• _DATASET CONTENT_:
▶

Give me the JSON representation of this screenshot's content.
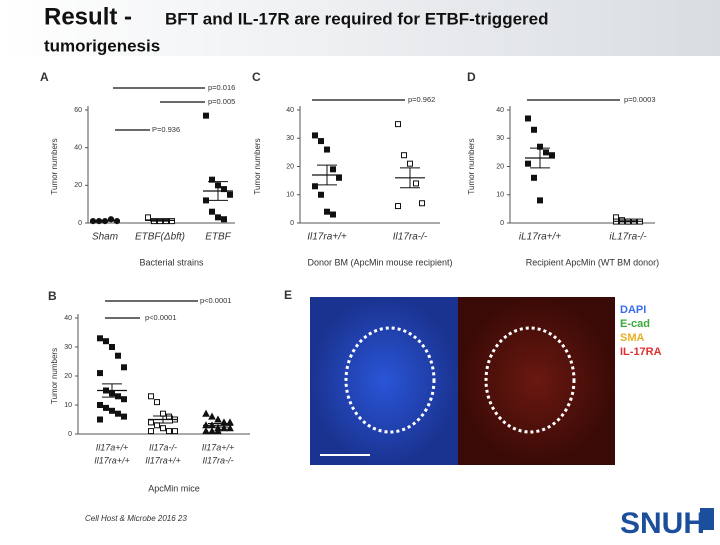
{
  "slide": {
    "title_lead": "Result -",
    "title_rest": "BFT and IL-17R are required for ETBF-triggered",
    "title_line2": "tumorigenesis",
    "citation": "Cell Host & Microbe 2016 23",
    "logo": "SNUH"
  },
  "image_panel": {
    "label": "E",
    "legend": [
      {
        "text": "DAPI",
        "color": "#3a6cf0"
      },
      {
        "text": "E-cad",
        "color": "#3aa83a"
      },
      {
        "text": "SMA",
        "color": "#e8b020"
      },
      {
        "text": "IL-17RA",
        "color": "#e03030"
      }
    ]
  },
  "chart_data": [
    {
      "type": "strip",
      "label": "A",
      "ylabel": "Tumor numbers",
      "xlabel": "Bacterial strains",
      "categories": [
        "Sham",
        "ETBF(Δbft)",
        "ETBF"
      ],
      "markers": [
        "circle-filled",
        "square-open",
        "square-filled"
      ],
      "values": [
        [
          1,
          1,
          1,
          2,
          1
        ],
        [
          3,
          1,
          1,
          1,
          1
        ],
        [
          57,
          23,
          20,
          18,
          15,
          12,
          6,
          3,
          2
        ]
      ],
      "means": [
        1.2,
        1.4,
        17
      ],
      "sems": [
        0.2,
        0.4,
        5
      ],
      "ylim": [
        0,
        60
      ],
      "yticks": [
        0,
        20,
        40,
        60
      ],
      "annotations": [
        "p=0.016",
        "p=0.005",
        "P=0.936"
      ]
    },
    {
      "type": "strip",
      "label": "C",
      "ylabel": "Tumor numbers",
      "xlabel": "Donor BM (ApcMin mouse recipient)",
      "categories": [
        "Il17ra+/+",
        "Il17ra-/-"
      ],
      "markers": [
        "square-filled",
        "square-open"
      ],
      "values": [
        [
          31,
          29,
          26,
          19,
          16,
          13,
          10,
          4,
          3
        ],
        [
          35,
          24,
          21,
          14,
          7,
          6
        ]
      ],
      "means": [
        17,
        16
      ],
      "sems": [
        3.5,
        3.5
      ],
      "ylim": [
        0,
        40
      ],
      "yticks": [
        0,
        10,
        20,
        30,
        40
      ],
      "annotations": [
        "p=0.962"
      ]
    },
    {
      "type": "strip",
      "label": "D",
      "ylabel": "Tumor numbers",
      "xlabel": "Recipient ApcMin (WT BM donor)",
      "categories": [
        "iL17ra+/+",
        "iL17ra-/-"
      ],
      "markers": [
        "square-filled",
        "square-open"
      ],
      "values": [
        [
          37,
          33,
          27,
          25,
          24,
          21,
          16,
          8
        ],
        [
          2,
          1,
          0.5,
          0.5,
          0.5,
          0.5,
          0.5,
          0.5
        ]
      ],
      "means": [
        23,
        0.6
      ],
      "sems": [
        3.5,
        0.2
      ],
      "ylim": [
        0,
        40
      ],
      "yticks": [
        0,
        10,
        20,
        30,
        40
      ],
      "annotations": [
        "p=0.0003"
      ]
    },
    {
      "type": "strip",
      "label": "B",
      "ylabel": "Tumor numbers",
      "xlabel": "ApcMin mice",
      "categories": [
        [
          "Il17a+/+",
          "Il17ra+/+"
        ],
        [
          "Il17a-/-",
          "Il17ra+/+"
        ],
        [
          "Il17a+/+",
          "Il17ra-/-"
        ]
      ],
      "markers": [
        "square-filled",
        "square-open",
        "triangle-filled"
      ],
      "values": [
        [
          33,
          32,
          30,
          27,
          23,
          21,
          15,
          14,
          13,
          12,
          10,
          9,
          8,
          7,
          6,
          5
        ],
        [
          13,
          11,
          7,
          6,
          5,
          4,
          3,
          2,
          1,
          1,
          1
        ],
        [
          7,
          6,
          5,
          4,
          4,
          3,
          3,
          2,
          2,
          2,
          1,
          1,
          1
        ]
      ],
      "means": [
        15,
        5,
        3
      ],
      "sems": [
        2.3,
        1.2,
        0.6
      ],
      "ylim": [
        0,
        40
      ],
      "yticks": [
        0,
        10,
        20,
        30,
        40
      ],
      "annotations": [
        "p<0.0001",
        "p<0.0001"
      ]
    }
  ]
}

◀

• _EXERCISE AIM_: Your answer should be a single number, namely how many lines of the data above hold "ETBF".

• _REPLY_: 3